-- Stated exercise --
Pick out each line containing the string "your" and copy it.

Extracted data entries
--- begin ---
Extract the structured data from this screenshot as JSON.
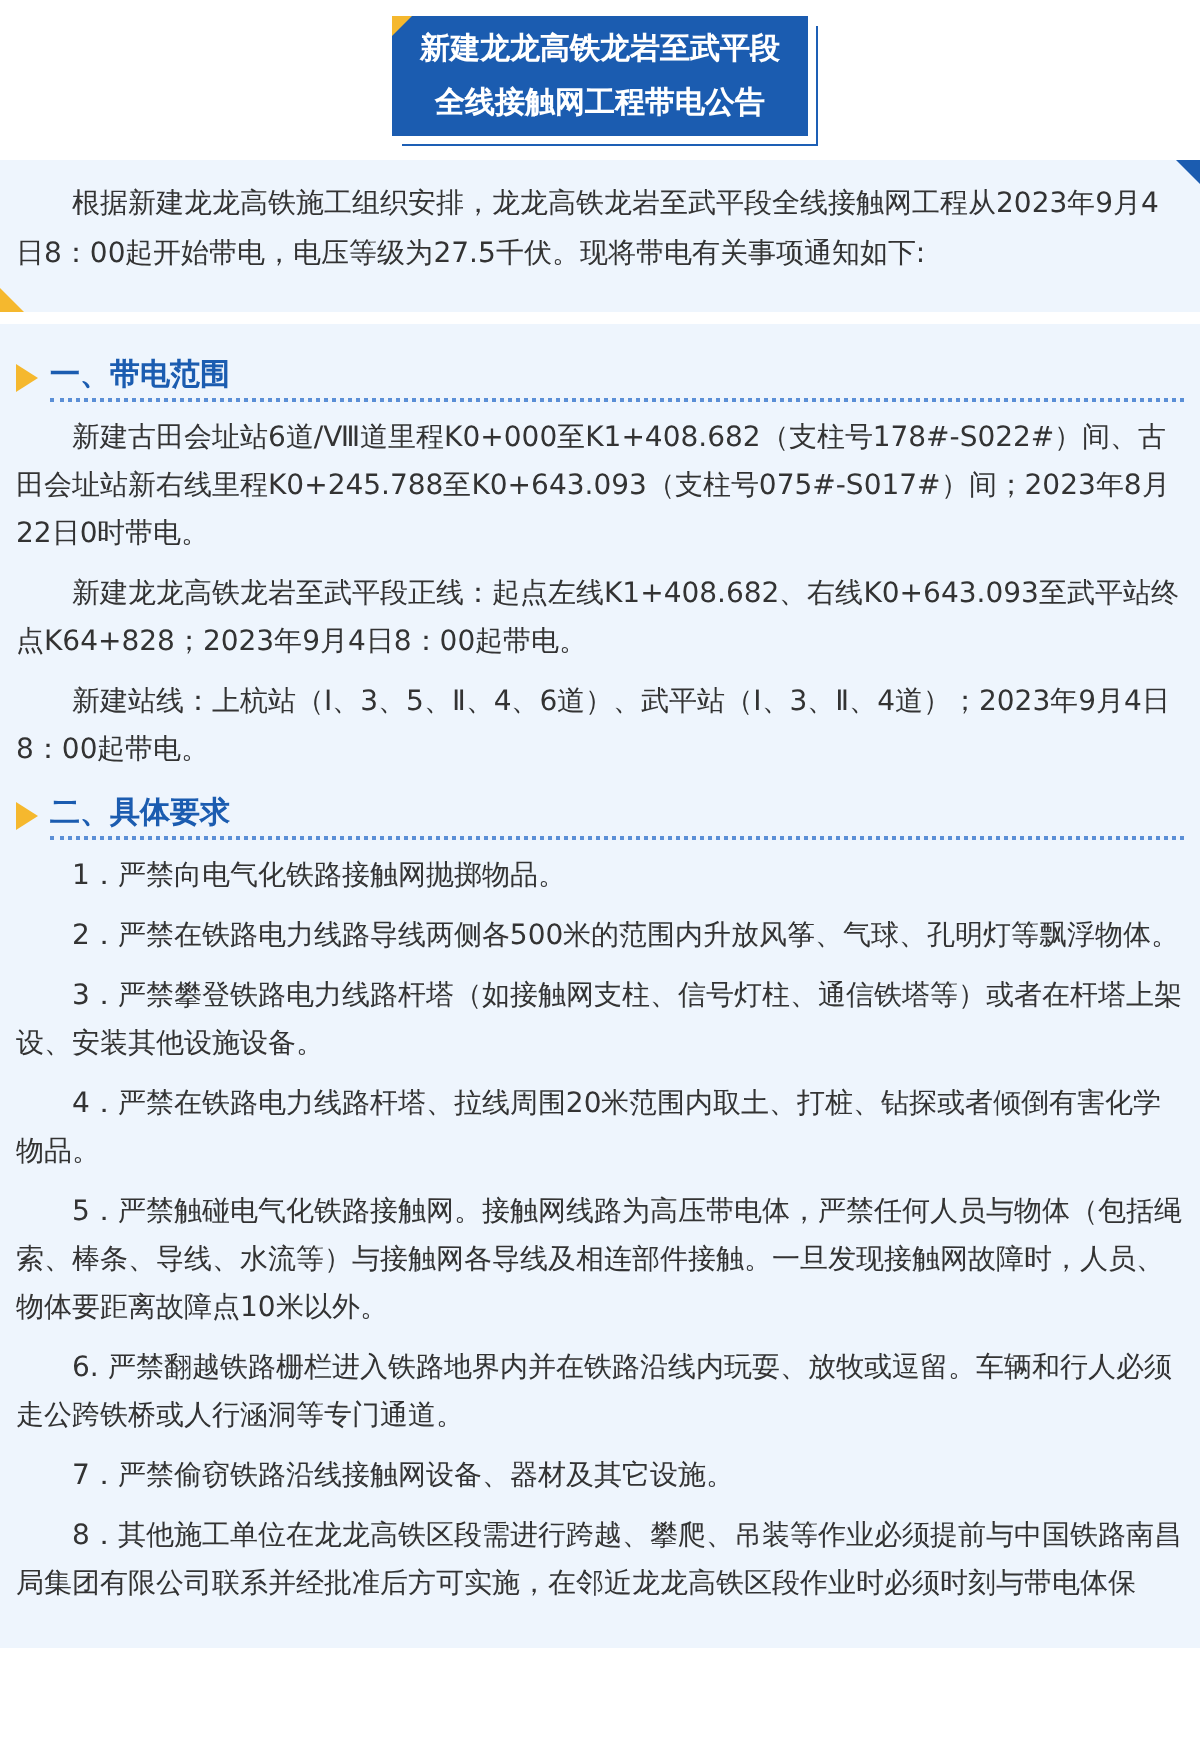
{
  "title": {
    "lines": [
      "新建龙龙高铁龙岩至武平段",
      "全线接触网工程带电公告"
    ]
  },
  "intro": "根据新建龙龙高铁施工组织安排，龙龙高铁龙岩至武平段全线接触网工程从2023年9月4日8：00起开始带电，电压等级为27.5千伏。现将带电有关事项通知如下:",
  "sections": [
    {
      "heading": "一、带电范围",
      "paragraphs": [
        "新建古田会址站6道/Ⅷ道里程K0+000至K1+408.682（支柱号178#-S022#）间、古田会址站新右线里程K0+245.788至K0+643.093（支柱号075#-S017#）间；2023年8月22日0时带电。",
        "新建龙龙高铁龙岩至武平段正线：起点左线K1+408.682、右线K0+643.093至武平站终点K64+828；2023年9月4日8：00起带电。",
        "新建站线：上杭站（Ⅰ、3、5、Ⅱ、4、6道）、武平站（Ⅰ、3、Ⅱ、4道）；2023年9月4日8：00起带电。"
      ]
    },
    {
      "heading": "二、具体要求",
      "paragraphs": [
        "1．严禁向电气化铁路接触网抛掷物品。",
        "2．严禁在铁路电力线路导线两侧各500米的范围内升放风筝、气球、孔明灯等飘浮物体。",
        "3．严禁攀登铁路电力线路杆塔（如接触网支柱、信号灯柱、通信铁塔等）或者在杆塔上架设、安装其他设施设备。",
        "4．严禁在铁路电力线路杆塔、拉线周围20米范围内取土、打桩、钻探或者倾倒有害化学物品。",
        "5．严禁触碰电气化铁路接触网。接触网线路为高压带电体，严禁任何人员与物体（包括绳索、棒条、导线、水流等）与接触网各导线及相连部件接触。一旦发现接触网故障时，人员、物体要距离故障点10米以外。",
        "6. 严禁翻越铁路栅栏进入铁路地界内并在铁路沿线内玩耍、放牧或逗留。车辆和行人必须走公跨铁桥或人行涵洞等专门通道。",
        "7．严禁偷窃铁路沿线接触网设备、器材及其它设施。",
        "8．其他施工单位在龙龙高铁区段需进行跨越、攀爬、吊装等作业必须提前与中国铁路南昌局集团有限公司联系并经批准后方可实施，在邻近龙龙高铁区段作业时必须时刻与带电体保"
      ]
    }
  ]
}
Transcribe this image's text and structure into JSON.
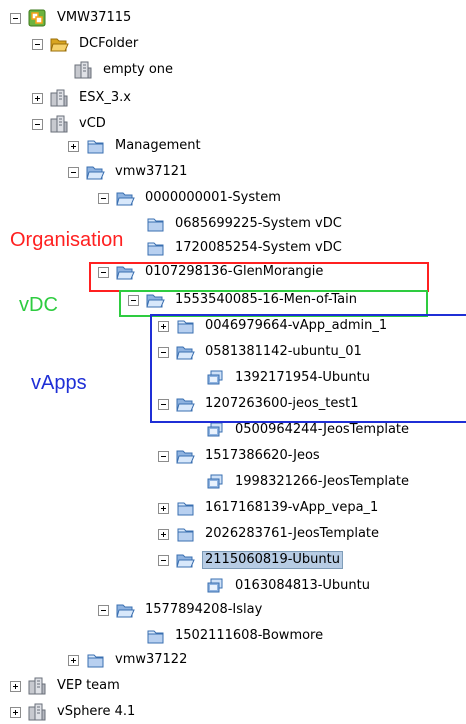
{
  "tree": [
    {
      "label": "VMW37115",
      "toggle": "minus",
      "icon": "vcenter-icon"
    },
    {
      "label": "DCFolder",
      "toggle": "minus",
      "icon": "open-folder-yellow-icon"
    },
    {
      "label": "empty one",
      "toggle": "none",
      "icon": "host-cluster-icon"
    },
    {
      "label": "ESX_3.x",
      "toggle": "plus",
      "icon": "host-cluster-icon"
    },
    {
      "label": "vCD",
      "toggle": "minus",
      "icon": "host-cluster-icon"
    },
    {
      "label": "Management",
      "toggle": "plus",
      "icon": "closed-folder-blue-icon"
    },
    {
      "label": "vmw37121",
      "toggle": "minus",
      "icon": "open-folder-blue-icon"
    },
    {
      "label": "0000000001-System",
      "toggle": "minus",
      "icon": "open-folder-blue-icon"
    },
    {
      "label": "0685699225-System vDC",
      "toggle": "none",
      "icon": "closed-folder-blue-icon"
    },
    {
      "label": "1720085254-System vDC",
      "toggle": "none",
      "icon": "closed-folder-blue-icon"
    },
    {
      "label": "0107298136-GlenMorangie",
      "toggle": "minus",
      "icon": "open-folder-blue-icon"
    },
    {
      "label": "1553540085-16-Men-of-Tain",
      "toggle": "minus",
      "icon": "open-folder-blue-icon"
    },
    {
      "label": "0046979664-vApp_admin_1",
      "toggle": "plus",
      "icon": "closed-folder-blue-icon"
    },
    {
      "label": "0581381142-ubuntu_01",
      "toggle": "minus",
      "icon": "open-folder-blue-icon"
    },
    {
      "label": "1392171954-Ubuntu",
      "toggle": "none",
      "icon": "vm-icon"
    },
    {
      "label": "1207263600-jeos_test1",
      "toggle": "minus",
      "icon": "open-folder-blue-icon"
    },
    {
      "label": "0500964244-JeosTemplate",
      "toggle": "none",
      "icon": "vm-icon"
    },
    {
      "label": "1517386620-Jeos",
      "toggle": "minus",
      "icon": "open-folder-blue-icon"
    },
    {
      "label": "1998321266-JeosTemplate",
      "toggle": "none",
      "icon": "vm-icon"
    },
    {
      "label": "1617168139-vApp_vepa_1",
      "toggle": "plus",
      "icon": "closed-folder-blue-icon"
    },
    {
      "label": "2026283761-JeosTemplate",
      "toggle": "plus",
      "icon": "closed-folder-blue-icon"
    },
    {
      "label": "2115060819-Ubuntu",
      "toggle": "minus",
      "icon": "open-folder-blue-icon",
      "selected": true
    },
    {
      "label": "0163084813-Ubuntu",
      "toggle": "none",
      "icon": "vm-icon"
    },
    {
      "label": "1577894208-Islay",
      "toggle": "minus",
      "icon": "open-folder-blue-icon"
    },
    {
      "label": "1502111608-Bowmore",
      "toggle": "none",
      "icon": "closed-folder-blue-icon"
    },
    {
      "label": "vmw37122",
      "toggle": "plus",
      "icon": "closed-folder-blue-icon"
    },
    {
      "label": "VEP team",
      "toggle": "plus",
      "icon": "host-cluster-icon"
    },
    {
      "label": "vSphere 4.1",
      "toggle": "plus",
      "icon": "host-cluster-icon"
    }
  ],
  "annotations": {
    "organisation": {
      "label": "Organisation",
      "color": "#ff2020"
    },
    "vdc": {
      "label": "vDC",
      "color": "#2ecc40"
    },
    "vapps": {
      "label": "vApps",
      "color": "#1f2fd6"
    }
  }
}
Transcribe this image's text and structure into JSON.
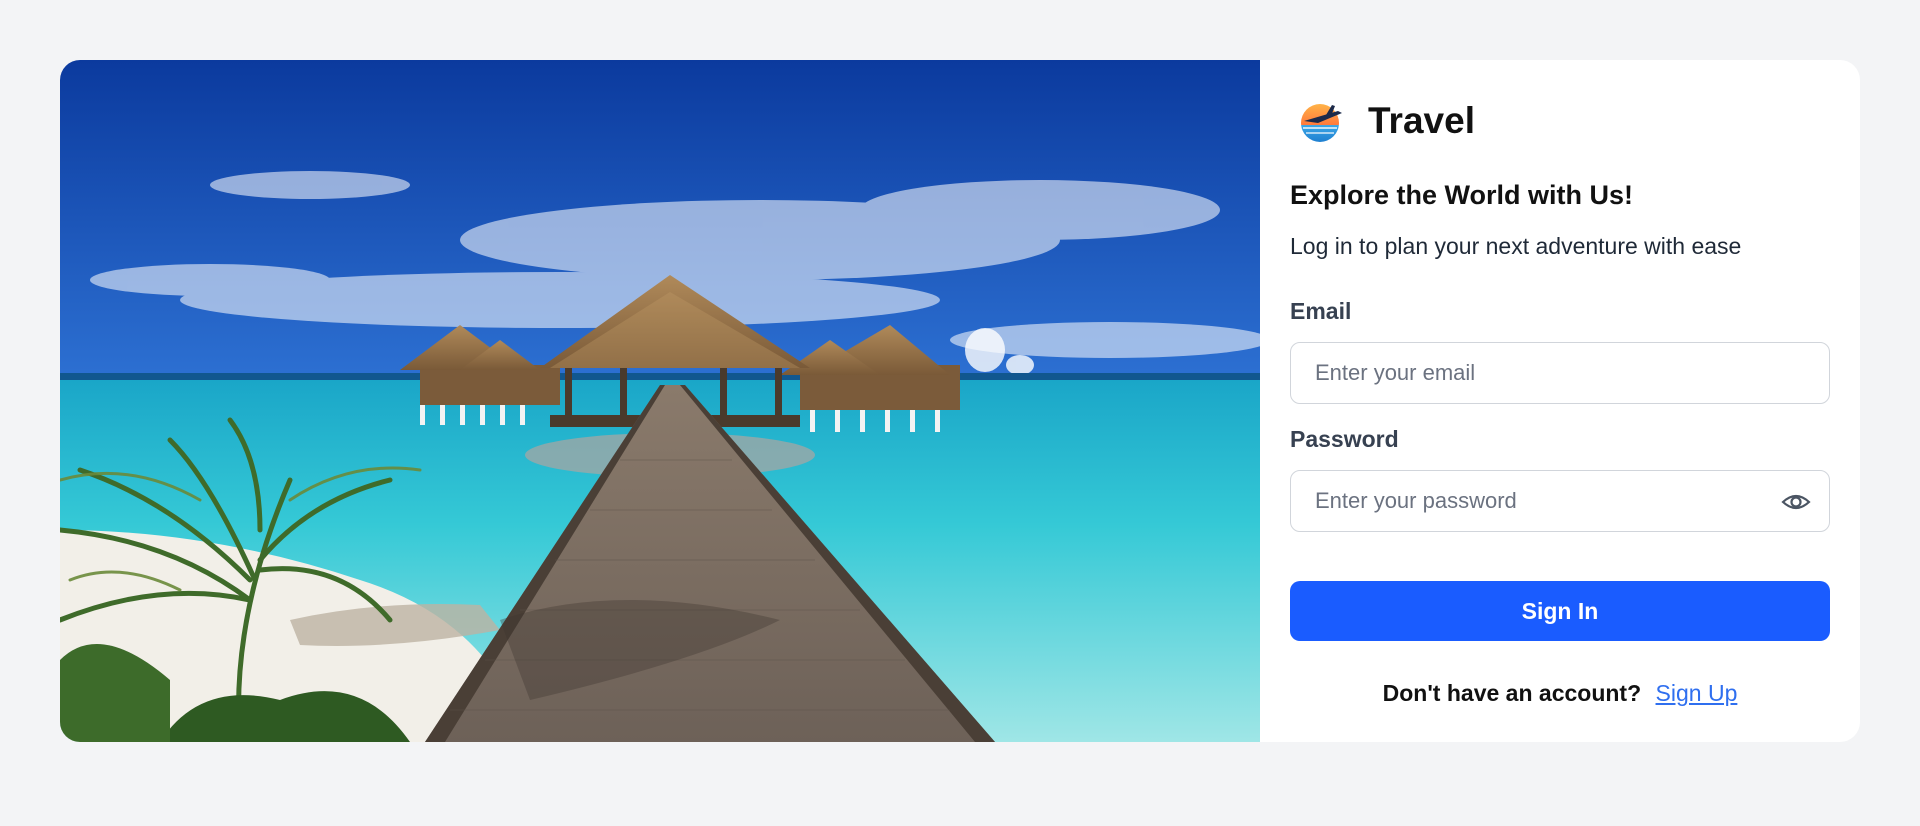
{
  "brand": {
    "name": "Travel",
    "logo_icon": "plane-sunset-logo"
  },
  "heading": "Explore the World with Us!",
  "subheading": "Log in to plan your next adventure with ease",
  "form": {
    "email_label": "Email",
    "email_placeholder": "Enter your email",
    "email_value": "",
    "password_label": "Password",
    "password_placeholder": "Enter your password",
    "password_value": "",
    "password_toggle_icon": "eye-icon",
    "submit_label": "Sign In"
  },
  "footer": {
    "prompt": "Don't have an account?",
    "link_label": "Sign Up"
  },
  "colors": {
    "primary": "#1a5cff",
    "link": "#2f6fef",
    "background": "#f3f4f6"
  }
}
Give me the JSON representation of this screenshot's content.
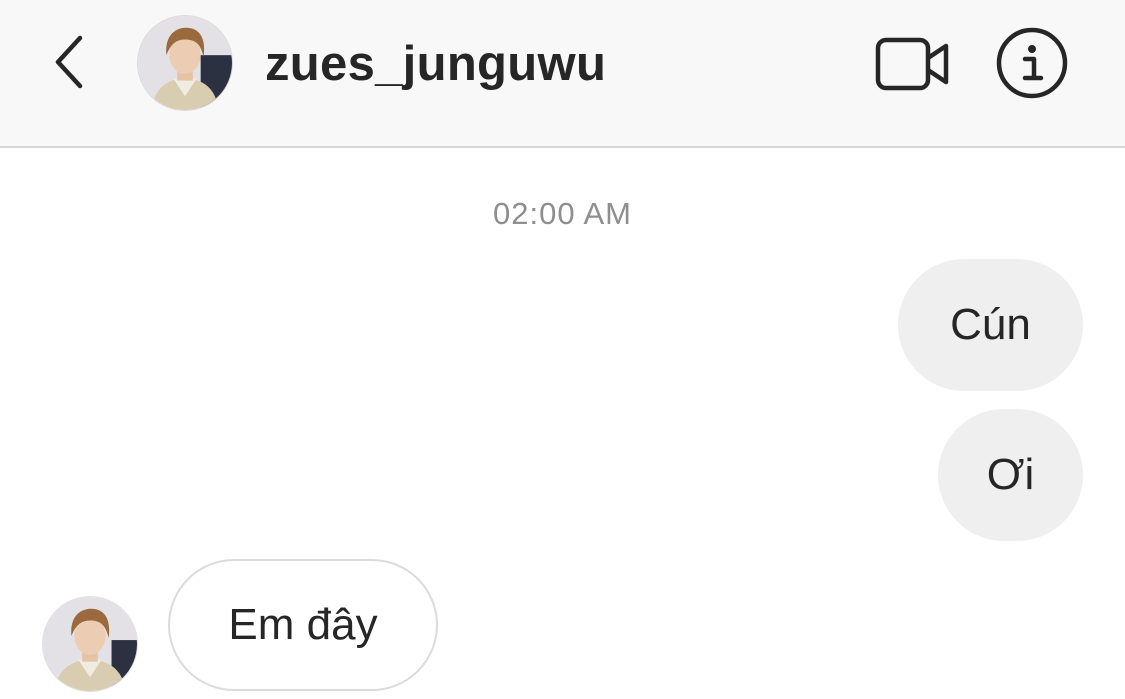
{
  "header": {
    "username": "zues_junguwu",
    "back_icon": "chevron-left-icon",
    "video_icon": "video-camera-icon",
    "info_icon": "info-circle-icon"
  },
  "conversation": {
    "timestamp": "02:00 AM",
    "messages": [
      {
        "direction": "sent",
        "text": "Cún"
      },
      {
        "direction": "sent",
        "text": "Ơi"
      },
      {
        "direction": "received",
        "text": "Em đây"
      }
    ]
  },
  "colors": {
    "header_bg": "#f8f8f8",
    "text_primary": "#262626",
    "timestamp": "#8e8e8e",
    "sent_bubble": "#efefef",
    "received_border": "#dbdbdb"
  }
}
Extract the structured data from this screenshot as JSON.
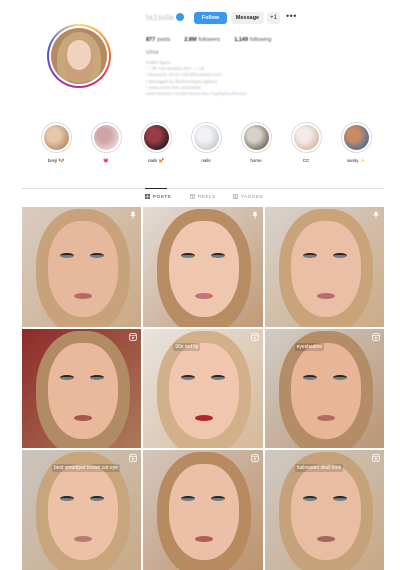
{
  "profile": {
    "username": "ta1sslw",
    "follow_label": "Follow",
    "message_label": "Message",
    "suggest_label": "+1",
    "more_label": "•••",
    "stats": [
      {
        "count": "877",
        "label": "posts"
      },
      {
        "count": "2.8M",
        "label": "followers"
      },
      {
        "count": "1,149",
        "label": "following"
      }
    ],
    "display_name": "Ulse",
    "bio_lines": [
      "Public figure",
      "♡ Tik Tok tanaslw 3M+ ☆ UK",
      "• Business 16 M • info@business.com",
      "• Managed by @ohmymgmt agency",
      "• www.some.link.co/tanaslw",
      "www.website.com/products/ulse-highlightcollection"
    ]
  },
  "highlights": [
    {
      "label": "benji 🐶",
      "color1": "#b78e6e",
      "color2": "#e7c7a8"
    },
    {
      "label": "💗",
      "color1": "#e8d6d2",
      "color2": "#cfa2a6"
    },
    {
      "label": "nails 💅",
      "color1": "#2c1e1e",
      "color2": "#9b3b45"
    },
    {
      "label": "nails",
      "color1": "#c9ced4",
      "color2": "#f1f2f4"
    },
    {
      "label": "home",
      "color1": "#7a6d62",
      "color2": "#d6d1c9"
    },
    {
      "label": "CC",
      "color1": "#d9b9a5",
      "color2": "#f3ebe7"
    },
    {
      "label": "vanity ✨",
      "color1": "#4d6f95",
      "color2": "#c88b63"
    }
  ],
  "tabs": [
    {
      "label": "POSTS",
      "icon": "grid-icon",
      "active": true
    },
    {
      "label": "REELS",
      "icon": "reels-icon",
      "active": false
    },
    {
      "label": "TAGGED",
      "icon": "tag-icon",
      "active": false
    }
  ],
  "posts": [
    {
      "caption": "",
      "badge": "pin-icon",
      "skin": "#e7b99c",
      "hair": "#c7a27a",
      "bg": "#d9cdc2",
      "lips": "#b56a66"
    },
    {
      "caption": "",
      "badge": "pin-icon",
      "skin": "#efc6ae",
      "hair": "#b88d63",
      "bg": "#e3dcd6",
      "lips": "#c4737a"
    },
    {
      "caption": "",
      "badge": "pin-icon",
      "skin": "#ebbfa5",
      "hair": "#c9a379",
      "bg": "#d8d2cc",
      "lips": "#b56d6f"
    },
    {
      "caption": "",
      "badge": "reel-icon",
      "skin": "#eab89b",
      "hair": "#b18b63",
      "bg": "#8e2a2a",
      "lips": "#a9544f"
    },
    {
      "caption": "90s red lip",
      "badge": "reel-icon",
      "skin": "#f0c7ae",
      "hair": "#d2b08a",
      "bg": "#e9e3df",
      "lips": "#b4242c"
    },
    {
      "caption": "eyeshadow",
      "badge": "reel-icon",
      "skin": "#e8b597",
      "hair": "#b48c66",
      "bg": "#d2ccc6",
      "lips": "#b36a62"
    },
    {
      "caption": "best smudged brown cat eye",
      "badge": "reel-icon",
      "skin": "#ecc1a5",
      "hair": "#c8a57c",
      "bg": "#cbc5bf",
      "lips": "#b87a73"
    },
    {
      "caption": "",
      "badge": "reel-icon",
      "skin": "#ecc0a6",
      "hair": "#b78a60",
      "bg": "#d5c6bb",
      "lips": "#b25c5c"
    },
    {
      "caption": "halloween skull look",
      "badge": "reel-icon",
      "skin": "#e9bda1",
      "hair": "#c6a27b",
      "bg": "#cfc9c3",
      "lips": "#a7655f"
    }
  ]
}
--- end ---
-- Solution --
  "subheading": "Log in to plan your next adventure with ease",
    "email_placeholder": "Enter your email",
    "password_placeholder": "Enter your password",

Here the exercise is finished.